THE TASK:
Within the listing below, locate all lines containing the word "хуторъ". Copy each one.

[Extracted records]
__________
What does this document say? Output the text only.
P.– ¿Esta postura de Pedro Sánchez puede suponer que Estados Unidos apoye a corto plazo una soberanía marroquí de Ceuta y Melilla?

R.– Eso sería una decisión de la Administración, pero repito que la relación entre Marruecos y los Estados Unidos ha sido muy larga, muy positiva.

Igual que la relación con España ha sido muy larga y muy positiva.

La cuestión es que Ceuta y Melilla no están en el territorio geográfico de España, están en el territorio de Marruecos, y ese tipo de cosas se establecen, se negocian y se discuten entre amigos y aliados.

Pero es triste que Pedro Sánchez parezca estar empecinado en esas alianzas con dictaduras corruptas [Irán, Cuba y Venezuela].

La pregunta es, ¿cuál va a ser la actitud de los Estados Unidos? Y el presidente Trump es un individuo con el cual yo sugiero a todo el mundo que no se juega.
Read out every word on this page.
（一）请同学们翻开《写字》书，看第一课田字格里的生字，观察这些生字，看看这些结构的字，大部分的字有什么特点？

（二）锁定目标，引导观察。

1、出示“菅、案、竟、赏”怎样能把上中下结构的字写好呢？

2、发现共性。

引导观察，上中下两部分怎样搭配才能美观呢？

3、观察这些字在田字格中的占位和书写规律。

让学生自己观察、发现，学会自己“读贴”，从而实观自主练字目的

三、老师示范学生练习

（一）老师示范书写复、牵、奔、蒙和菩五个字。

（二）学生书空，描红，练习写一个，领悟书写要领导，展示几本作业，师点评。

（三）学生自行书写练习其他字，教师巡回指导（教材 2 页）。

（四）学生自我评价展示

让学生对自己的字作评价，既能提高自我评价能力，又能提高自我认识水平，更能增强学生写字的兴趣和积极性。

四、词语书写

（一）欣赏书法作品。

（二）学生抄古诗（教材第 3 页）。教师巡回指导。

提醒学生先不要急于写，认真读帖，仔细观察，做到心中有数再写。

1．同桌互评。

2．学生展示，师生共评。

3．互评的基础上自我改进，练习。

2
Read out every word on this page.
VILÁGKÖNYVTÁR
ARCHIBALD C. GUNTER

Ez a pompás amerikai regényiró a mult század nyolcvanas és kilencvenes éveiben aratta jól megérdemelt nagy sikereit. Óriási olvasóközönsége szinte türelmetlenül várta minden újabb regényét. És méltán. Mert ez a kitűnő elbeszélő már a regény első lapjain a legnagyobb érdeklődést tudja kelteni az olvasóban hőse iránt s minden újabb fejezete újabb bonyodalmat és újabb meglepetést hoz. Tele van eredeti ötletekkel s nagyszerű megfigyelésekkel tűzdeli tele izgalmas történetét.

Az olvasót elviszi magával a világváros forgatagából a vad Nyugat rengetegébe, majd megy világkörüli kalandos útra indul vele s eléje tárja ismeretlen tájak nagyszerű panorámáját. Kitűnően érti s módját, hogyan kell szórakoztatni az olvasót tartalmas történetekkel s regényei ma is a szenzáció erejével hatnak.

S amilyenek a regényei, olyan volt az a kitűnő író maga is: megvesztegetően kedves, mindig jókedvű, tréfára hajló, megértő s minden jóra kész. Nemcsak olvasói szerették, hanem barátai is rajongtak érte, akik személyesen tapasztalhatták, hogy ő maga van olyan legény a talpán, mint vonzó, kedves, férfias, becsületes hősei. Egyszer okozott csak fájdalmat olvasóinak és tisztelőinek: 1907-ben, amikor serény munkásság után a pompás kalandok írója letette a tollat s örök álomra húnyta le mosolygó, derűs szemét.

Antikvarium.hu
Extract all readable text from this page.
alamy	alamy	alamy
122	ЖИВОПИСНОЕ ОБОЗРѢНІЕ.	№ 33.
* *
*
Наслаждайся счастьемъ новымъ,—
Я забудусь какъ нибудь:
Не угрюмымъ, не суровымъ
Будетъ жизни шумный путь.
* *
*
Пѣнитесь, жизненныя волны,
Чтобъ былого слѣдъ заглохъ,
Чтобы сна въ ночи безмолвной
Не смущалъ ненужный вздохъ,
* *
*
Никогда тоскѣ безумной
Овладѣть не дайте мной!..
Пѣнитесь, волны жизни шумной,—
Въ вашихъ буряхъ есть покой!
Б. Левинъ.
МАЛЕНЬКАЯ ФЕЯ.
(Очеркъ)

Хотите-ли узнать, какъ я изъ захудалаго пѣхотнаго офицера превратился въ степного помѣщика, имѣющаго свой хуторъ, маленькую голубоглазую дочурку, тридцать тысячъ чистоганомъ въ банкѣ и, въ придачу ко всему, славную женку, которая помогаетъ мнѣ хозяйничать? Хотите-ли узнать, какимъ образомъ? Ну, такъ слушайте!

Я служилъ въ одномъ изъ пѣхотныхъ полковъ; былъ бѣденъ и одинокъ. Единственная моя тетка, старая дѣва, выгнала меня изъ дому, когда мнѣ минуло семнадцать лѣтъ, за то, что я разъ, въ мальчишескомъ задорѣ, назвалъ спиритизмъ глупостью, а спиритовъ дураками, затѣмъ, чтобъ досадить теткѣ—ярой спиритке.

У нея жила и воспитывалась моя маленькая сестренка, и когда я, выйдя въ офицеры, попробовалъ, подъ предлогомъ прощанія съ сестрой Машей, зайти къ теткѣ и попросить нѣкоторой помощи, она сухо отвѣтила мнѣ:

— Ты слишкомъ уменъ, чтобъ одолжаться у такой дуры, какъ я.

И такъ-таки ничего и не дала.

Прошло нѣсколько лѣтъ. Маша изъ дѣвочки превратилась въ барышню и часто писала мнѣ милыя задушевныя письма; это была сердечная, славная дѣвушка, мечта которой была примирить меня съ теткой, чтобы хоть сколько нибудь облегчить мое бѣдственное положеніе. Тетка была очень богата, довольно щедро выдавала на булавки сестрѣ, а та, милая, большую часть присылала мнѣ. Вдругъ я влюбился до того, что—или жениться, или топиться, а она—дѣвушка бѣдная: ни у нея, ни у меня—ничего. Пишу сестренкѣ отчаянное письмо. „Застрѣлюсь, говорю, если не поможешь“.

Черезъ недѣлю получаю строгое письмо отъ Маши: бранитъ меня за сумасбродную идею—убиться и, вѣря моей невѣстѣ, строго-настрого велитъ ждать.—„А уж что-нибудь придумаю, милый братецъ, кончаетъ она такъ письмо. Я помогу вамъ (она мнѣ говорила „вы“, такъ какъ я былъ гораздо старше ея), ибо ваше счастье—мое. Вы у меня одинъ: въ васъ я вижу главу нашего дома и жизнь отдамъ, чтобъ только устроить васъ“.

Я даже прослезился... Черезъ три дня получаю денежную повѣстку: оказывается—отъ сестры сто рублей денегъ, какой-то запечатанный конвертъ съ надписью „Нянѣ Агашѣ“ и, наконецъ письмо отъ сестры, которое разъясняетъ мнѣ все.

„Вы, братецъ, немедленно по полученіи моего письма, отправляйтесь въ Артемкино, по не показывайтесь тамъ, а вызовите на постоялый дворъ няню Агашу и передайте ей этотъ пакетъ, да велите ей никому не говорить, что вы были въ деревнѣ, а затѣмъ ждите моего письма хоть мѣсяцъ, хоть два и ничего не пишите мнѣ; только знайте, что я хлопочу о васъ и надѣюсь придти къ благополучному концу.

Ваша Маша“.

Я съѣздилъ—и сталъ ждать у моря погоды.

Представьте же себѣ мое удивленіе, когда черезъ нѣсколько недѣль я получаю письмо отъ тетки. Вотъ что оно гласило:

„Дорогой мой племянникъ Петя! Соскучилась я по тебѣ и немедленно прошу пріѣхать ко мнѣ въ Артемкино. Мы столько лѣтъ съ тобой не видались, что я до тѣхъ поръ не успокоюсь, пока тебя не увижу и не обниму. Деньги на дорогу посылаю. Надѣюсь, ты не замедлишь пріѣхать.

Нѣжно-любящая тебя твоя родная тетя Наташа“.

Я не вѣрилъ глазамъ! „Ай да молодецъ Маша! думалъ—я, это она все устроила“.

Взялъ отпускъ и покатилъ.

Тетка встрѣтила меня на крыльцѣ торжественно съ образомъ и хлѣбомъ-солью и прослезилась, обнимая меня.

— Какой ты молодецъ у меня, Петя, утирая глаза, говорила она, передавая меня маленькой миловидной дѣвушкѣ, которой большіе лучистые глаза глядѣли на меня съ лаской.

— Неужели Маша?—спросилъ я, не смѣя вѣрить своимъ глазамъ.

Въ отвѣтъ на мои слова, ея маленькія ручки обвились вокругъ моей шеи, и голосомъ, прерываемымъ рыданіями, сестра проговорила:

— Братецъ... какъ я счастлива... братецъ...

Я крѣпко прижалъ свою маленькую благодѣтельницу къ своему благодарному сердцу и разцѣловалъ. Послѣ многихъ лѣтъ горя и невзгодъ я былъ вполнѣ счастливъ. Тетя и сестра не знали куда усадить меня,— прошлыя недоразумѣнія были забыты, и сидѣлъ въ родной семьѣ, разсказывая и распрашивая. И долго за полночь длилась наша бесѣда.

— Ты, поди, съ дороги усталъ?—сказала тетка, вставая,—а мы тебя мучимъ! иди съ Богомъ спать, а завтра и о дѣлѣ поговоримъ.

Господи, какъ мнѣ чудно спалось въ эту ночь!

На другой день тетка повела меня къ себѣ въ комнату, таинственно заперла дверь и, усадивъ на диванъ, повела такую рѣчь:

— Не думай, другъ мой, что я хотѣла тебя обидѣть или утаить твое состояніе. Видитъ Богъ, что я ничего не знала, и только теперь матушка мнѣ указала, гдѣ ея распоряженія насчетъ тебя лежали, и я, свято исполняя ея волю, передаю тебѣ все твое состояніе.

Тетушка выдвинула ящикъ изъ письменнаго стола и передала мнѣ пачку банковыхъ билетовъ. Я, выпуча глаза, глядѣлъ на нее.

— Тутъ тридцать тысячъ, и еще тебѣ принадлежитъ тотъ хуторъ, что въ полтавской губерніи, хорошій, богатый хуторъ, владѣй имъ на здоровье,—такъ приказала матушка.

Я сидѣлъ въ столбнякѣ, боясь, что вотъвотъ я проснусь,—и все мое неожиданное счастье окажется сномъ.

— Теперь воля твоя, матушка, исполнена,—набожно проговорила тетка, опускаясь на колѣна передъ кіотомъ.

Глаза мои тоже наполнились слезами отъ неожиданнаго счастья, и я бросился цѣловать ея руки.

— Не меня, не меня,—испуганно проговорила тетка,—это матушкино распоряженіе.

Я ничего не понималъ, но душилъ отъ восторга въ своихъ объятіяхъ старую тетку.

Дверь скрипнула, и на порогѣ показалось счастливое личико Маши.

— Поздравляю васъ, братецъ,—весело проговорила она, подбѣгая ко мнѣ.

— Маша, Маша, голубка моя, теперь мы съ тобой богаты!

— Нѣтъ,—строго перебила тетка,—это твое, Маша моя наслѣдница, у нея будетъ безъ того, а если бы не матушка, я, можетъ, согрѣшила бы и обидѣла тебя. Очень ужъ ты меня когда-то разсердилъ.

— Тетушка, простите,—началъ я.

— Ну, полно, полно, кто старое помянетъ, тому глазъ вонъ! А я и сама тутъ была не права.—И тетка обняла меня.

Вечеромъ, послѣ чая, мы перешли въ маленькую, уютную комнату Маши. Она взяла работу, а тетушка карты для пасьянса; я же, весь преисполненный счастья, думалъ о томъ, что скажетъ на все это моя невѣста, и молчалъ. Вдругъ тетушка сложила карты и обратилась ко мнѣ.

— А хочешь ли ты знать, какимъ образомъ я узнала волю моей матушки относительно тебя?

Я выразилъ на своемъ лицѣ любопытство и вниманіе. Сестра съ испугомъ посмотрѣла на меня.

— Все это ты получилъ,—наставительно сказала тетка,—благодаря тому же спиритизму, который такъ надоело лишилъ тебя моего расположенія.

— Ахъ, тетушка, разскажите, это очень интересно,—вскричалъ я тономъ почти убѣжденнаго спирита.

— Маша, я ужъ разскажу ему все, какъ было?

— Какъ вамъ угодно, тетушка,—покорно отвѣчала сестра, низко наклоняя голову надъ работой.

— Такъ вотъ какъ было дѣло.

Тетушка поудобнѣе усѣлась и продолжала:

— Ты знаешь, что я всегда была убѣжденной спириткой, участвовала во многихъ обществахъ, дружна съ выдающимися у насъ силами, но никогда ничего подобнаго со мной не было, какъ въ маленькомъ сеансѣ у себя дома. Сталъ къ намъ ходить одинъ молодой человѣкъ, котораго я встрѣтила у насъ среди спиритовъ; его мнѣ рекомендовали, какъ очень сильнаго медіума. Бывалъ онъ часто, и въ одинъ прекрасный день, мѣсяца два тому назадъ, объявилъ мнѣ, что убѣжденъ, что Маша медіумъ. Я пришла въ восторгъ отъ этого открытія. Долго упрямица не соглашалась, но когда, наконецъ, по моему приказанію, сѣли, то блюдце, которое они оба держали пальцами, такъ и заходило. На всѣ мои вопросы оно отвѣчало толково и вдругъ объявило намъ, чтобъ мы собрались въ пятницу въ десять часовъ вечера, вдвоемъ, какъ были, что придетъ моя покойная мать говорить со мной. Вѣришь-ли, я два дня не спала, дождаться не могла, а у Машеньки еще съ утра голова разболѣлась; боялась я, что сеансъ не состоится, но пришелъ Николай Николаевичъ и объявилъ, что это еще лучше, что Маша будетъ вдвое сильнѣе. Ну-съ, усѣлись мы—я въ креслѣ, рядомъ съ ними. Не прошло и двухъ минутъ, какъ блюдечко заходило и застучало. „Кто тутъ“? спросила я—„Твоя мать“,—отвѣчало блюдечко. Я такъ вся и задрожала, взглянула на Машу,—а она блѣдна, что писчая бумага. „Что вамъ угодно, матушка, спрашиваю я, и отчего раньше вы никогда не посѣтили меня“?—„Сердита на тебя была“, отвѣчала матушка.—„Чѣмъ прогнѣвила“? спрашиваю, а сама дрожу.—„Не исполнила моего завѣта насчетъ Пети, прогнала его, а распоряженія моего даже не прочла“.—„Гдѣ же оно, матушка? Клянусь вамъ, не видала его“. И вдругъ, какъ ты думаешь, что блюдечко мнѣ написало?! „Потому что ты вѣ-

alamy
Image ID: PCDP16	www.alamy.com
__________
SOLUTION TO THE EXERCISE:
Хотите-ли узнать, какъ я изъ захудалаго пѣхотнаго офицера превратился въ степного помѣщика, имѣющаго свой хуторъ, маленькую голубоглазую дочурку, тридцать тысячъ чистоганомъ въ банкѣ и, въ придачу ко всему, славную женку, которая помогаетъ мнѣ хозяйничать? Хотите-ли узнать, какимъ образомъ? Ну, такъ слушайте!
— Тутъ тридцать тысячъ, и еще тебѣ принадлежитъ тотъ хуторъ, что въ полтавской губерніи, хорошій, богатый хуторъ, владѣй имъ на здоровье,—такъ приказала матушка.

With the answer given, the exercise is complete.